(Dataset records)
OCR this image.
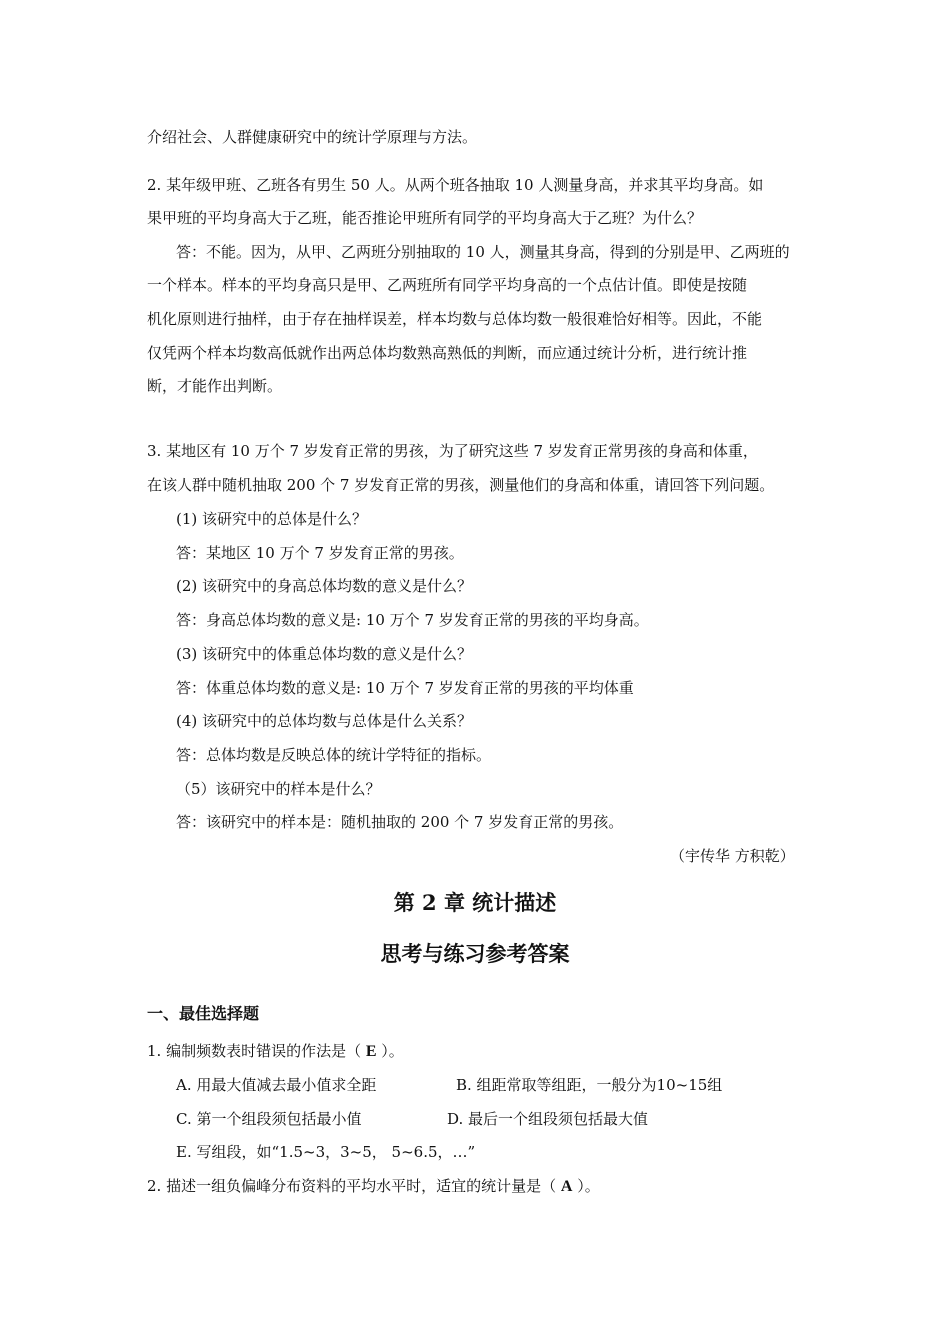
介绍社会、人群健康研究中的统计学原理与方法。
2. 某年级甲班、乙班各有男生 50 人。从两个班各抽取 10 人测量身高，并求其平均身高。如
果甲班的平均身高大于乙班，能否推论甲班所有同学的平均身高大于乙班？为什么？
答：不能。因为，从甲、乙两班分别抽取的 10 人，测量其身高，得到的分别是甲、乙两班的
一个样本。样本的平均身高只是甲、乙两班所有同学平均身高的一个点估计值。即使是按随
机化原则进行抽样，由于存在抽样误差，样本均数与总体均数一般很难恰好相等。因此，不能
仅凭两个样本均数高低就作出两总体均数熟高熟低的判断，而应通过统计分析，进行统计推
断，才能作出判断。
3. 某地区有 10 万个 7 岁发育正常的男孩，为了研究这些 7 岁发育正常男孩的身高和体重，
在该人群中随机抽取 200 个 7 岁发育正常的男孩，测量他们的身高和体重，请回答下列问题。
(1) 该研究中的总体是什么？
答：某地区 10 万个 7 岁发育正常的男孩。
(2) 该研究中的身高总体均数的意义是什么？
答：身高总体均数的意义是: 10 万个 7 岁发育正常的男孩的平均身高。
(3) 该研究中的体重总体均数的意义是什么？
答：体重总体均数的意义是: 10 万个 7 岁发育正常的男孩的平均体重
(4) 该研究中的总体均数与总体是什么关系？
答：总体均数是反映总体的统计学特征的指标。
（5）该研究中的样本是什么？
答：该研究中的样本是：随机抽取的 200 个 7 岁发育正常的男孩。
（宇传华 方积乾）
第 2 章 统计描述
思考与练习参考答案
一、最佳选择题
1. 编制频数表时错误的作法是（ E ）。
A. 用最大值减去最小值求全距	B. 组距常取等组距，一般分为10~15组
C. 第一个组段须包括最小值	D. 最后一个组段须包括最大值
E. 写组段，如“1.5~3，3~5， 5~6.5，…”
2. 描述一组负偏峰分布资料的平均水平时，适宜的统计量是（ A ）。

• **Your objective**:
Print all of the entries word for word. Skip any images they contain.

• **Exercise answer**:
OCR this image.
介绍社会、人群健康研究中的统计学原理与方法。
2. 某年级甲班、乙班各有男生 50 人。从两个班各抽取 10 人测量身高，并求其平均身高。如
果甲班的平均身高大于乙班，能否推论甲班所有同学的平均身高大于乙班？为什么？
答：不能。因为，从甲、乙两班分别抽取的 10 人，测量其身高，得到的分别是甲、乙两班的
一个样本。样本的平均身高只是甲、乙两班所有同学平均身高的一个点估计值。即使是按随
机化原则进行抽样，由于存在抽样误差，样本均数与总体均数一般很难恰好相等。因此，不能
仅凭两个样本均数高低就作出两总体均数熟高熟低的判断，而应通过统计分析，进行统计推
断，才能作出判断。
3. 某地区有 10 万个 7 岁发育正常的男孩，为了研究这些 7 岁发育正常男孩的身高和体重，
在该人群中随机抽取 200 个 7 岁发育正常的男孩，测量他们的身高和体重，请回答下列问题。
(1) 该研究中的总体是什么？
答：某地区 10 万个 7 岁发育正常的男孩。
(2) 该研究中的身高总体均数的意义是什么？
答：身高总体均数的意义是: 10 万个 7 岁发育正常的男孩的平均身高。
(3) 该研究中的体重总体均数的意义是什么？
答：体重总体均数的意义是: 10 万个 7 岁发育正常的男孩的平均体重
(4) 该研究中的总体均数与总体是什么关系？
答：总体均数是反映总体的统计学特征的指标。
（5）该研究中的样本是什么？
答：该研究中的样本是：随机抽取的 200 个 7 岁发育正常的男孩。
（宇传华 方积乾）
第 2 章 统计描述
思考与练习参考答案
一、最佳选择题
1. 编制频数表时错误的作法是（ E ）。
A. 用最大值减去最小值求全距	B. 组距常取等组距，一般分为10~15组
C. 第一个组段须包括最小值	D. 最后一个组段须包括最大值
E. 写组段，如“1.5~3，3~5， 5~6.5，…”
2. 描述一组负偏峰分布资料的平均水平时，适宜的统计量是（ A ）。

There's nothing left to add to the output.